AIM OF THE EXERCISE: Which lines hold the word "Captain"? Show each of them.
+++ SUPPLIED MATERIAL +++
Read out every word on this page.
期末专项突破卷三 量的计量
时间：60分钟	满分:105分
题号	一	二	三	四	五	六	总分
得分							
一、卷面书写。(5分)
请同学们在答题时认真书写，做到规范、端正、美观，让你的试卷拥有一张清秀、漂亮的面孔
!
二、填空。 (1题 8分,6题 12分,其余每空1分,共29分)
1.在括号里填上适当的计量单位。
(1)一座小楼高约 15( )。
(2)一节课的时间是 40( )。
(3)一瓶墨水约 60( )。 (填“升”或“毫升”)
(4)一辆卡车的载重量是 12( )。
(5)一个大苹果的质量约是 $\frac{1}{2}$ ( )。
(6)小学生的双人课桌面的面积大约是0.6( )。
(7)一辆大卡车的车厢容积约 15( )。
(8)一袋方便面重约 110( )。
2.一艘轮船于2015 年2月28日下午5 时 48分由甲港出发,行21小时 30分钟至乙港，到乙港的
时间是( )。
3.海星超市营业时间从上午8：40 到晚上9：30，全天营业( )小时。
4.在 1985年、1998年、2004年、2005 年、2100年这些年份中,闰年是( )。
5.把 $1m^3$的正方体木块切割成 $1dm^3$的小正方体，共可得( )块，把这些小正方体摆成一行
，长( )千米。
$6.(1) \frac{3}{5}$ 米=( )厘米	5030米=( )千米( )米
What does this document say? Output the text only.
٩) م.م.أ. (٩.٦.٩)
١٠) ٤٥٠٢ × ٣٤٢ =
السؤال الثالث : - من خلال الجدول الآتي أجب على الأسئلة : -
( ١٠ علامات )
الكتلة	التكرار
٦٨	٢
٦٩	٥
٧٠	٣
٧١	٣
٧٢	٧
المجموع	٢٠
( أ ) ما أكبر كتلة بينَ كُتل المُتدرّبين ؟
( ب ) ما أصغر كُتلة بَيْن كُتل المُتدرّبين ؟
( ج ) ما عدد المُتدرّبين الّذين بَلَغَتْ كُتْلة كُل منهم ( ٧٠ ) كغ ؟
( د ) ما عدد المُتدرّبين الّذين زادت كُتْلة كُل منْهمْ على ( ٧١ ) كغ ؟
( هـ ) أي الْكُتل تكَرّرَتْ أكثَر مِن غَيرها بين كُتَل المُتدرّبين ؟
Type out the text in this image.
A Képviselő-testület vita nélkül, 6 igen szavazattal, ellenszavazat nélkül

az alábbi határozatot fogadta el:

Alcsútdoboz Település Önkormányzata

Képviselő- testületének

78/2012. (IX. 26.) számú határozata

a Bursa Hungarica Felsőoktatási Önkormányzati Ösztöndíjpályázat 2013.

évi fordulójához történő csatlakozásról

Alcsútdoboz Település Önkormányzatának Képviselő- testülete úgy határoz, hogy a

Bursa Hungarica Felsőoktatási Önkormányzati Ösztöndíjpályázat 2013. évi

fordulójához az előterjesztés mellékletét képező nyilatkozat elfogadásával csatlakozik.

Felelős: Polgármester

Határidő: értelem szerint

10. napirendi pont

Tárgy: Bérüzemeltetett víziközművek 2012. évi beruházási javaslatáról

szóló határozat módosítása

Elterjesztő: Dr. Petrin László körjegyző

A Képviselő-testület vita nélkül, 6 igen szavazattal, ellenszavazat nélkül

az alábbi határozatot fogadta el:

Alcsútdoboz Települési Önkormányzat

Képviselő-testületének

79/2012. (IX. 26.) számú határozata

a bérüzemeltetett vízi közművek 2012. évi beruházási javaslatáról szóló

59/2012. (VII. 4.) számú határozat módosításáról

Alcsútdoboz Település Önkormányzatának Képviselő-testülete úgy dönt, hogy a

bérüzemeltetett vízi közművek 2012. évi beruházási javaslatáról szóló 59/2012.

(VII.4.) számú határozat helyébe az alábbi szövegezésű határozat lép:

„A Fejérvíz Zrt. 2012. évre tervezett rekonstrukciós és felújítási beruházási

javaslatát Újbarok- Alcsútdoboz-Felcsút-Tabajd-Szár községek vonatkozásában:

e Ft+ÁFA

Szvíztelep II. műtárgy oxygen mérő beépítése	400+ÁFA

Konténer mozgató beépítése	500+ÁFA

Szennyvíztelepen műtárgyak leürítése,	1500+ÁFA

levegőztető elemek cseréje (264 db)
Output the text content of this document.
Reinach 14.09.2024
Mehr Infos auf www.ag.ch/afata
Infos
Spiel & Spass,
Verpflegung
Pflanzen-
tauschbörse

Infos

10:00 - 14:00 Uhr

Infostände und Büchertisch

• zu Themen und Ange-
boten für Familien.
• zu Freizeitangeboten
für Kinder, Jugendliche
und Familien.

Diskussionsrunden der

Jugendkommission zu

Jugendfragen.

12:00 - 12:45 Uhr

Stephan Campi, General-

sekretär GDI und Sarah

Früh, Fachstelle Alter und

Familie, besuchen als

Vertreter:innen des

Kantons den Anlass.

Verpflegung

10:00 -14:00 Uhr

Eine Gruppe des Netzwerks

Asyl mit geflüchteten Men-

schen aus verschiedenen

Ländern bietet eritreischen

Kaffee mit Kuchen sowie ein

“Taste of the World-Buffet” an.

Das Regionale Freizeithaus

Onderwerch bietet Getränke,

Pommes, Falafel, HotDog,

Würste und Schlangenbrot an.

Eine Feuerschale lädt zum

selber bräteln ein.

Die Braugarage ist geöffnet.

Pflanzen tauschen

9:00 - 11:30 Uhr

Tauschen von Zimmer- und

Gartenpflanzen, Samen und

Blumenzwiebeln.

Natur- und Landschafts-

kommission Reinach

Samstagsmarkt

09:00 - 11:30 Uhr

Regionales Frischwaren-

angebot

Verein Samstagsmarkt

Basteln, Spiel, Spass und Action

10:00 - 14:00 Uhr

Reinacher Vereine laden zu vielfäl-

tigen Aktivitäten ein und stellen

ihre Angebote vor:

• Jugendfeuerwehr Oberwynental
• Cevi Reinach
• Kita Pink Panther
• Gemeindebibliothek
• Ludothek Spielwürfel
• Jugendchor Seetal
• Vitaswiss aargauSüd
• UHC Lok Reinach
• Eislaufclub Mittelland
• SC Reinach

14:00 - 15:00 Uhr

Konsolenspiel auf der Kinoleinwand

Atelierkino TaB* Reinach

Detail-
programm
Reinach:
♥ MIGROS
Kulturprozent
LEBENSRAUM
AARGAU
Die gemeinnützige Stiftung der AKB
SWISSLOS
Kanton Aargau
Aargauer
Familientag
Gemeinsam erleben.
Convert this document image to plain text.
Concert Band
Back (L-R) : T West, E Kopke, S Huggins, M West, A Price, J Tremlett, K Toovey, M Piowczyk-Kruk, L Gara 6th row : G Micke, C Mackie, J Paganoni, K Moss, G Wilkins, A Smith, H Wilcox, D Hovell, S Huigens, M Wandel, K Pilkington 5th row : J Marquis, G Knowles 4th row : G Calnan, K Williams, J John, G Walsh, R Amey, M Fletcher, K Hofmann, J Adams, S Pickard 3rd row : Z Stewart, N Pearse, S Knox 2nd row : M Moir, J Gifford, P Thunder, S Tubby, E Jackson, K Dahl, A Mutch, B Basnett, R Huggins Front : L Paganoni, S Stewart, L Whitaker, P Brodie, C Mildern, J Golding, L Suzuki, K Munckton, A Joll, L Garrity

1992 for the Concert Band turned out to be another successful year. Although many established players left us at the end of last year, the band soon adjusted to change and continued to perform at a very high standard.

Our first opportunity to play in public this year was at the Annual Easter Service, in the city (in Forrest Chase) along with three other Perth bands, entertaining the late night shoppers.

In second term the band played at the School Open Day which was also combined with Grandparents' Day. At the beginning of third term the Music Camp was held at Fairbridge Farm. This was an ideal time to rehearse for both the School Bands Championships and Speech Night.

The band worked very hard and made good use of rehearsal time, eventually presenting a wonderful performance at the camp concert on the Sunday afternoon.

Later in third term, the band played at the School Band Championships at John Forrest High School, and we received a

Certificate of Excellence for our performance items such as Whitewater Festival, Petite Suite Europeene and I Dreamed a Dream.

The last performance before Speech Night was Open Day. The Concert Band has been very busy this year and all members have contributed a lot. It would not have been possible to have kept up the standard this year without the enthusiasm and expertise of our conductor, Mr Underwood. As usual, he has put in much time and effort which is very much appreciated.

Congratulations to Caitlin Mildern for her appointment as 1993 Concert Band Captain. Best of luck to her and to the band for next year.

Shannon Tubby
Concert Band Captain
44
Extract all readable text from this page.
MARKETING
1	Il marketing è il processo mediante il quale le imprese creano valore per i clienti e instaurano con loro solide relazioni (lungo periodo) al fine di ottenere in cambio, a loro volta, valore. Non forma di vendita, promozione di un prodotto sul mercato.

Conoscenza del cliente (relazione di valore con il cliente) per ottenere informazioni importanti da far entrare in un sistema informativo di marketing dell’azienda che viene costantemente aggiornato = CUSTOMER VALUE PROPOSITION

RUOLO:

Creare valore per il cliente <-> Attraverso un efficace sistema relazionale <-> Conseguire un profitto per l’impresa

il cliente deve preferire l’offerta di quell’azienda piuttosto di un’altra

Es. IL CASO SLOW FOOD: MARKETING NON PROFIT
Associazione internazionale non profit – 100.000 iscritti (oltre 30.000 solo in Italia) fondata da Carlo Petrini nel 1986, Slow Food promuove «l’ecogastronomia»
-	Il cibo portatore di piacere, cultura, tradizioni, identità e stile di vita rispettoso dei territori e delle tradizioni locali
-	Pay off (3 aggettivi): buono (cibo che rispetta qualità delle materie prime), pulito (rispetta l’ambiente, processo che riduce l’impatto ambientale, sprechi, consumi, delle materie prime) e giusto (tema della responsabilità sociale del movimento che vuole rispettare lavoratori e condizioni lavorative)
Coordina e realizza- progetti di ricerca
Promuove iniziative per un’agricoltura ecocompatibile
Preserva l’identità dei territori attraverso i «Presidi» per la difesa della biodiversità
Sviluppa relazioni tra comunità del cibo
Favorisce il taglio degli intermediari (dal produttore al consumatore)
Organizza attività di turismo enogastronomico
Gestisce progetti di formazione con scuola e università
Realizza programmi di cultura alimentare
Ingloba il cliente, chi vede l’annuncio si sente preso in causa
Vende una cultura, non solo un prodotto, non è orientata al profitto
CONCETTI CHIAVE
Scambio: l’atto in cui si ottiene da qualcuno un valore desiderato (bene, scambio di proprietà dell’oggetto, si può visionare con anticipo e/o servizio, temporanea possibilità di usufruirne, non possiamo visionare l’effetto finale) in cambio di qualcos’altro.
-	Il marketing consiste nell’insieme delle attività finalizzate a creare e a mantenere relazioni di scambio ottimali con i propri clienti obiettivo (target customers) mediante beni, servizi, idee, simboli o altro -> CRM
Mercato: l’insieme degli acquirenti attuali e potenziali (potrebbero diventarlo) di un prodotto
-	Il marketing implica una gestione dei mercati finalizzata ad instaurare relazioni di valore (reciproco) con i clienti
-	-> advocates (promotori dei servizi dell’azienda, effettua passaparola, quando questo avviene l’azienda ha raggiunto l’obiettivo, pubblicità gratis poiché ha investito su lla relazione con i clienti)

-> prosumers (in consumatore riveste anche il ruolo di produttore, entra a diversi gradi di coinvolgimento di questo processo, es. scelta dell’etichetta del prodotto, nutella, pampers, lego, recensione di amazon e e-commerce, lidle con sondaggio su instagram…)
+++
CORRECT RESPONSE:
Congratulations to Caitlin Mildern for her appointment as 1993 Concert Band Captain. Best of luck to her and to the band for next year.
Concert Band Captain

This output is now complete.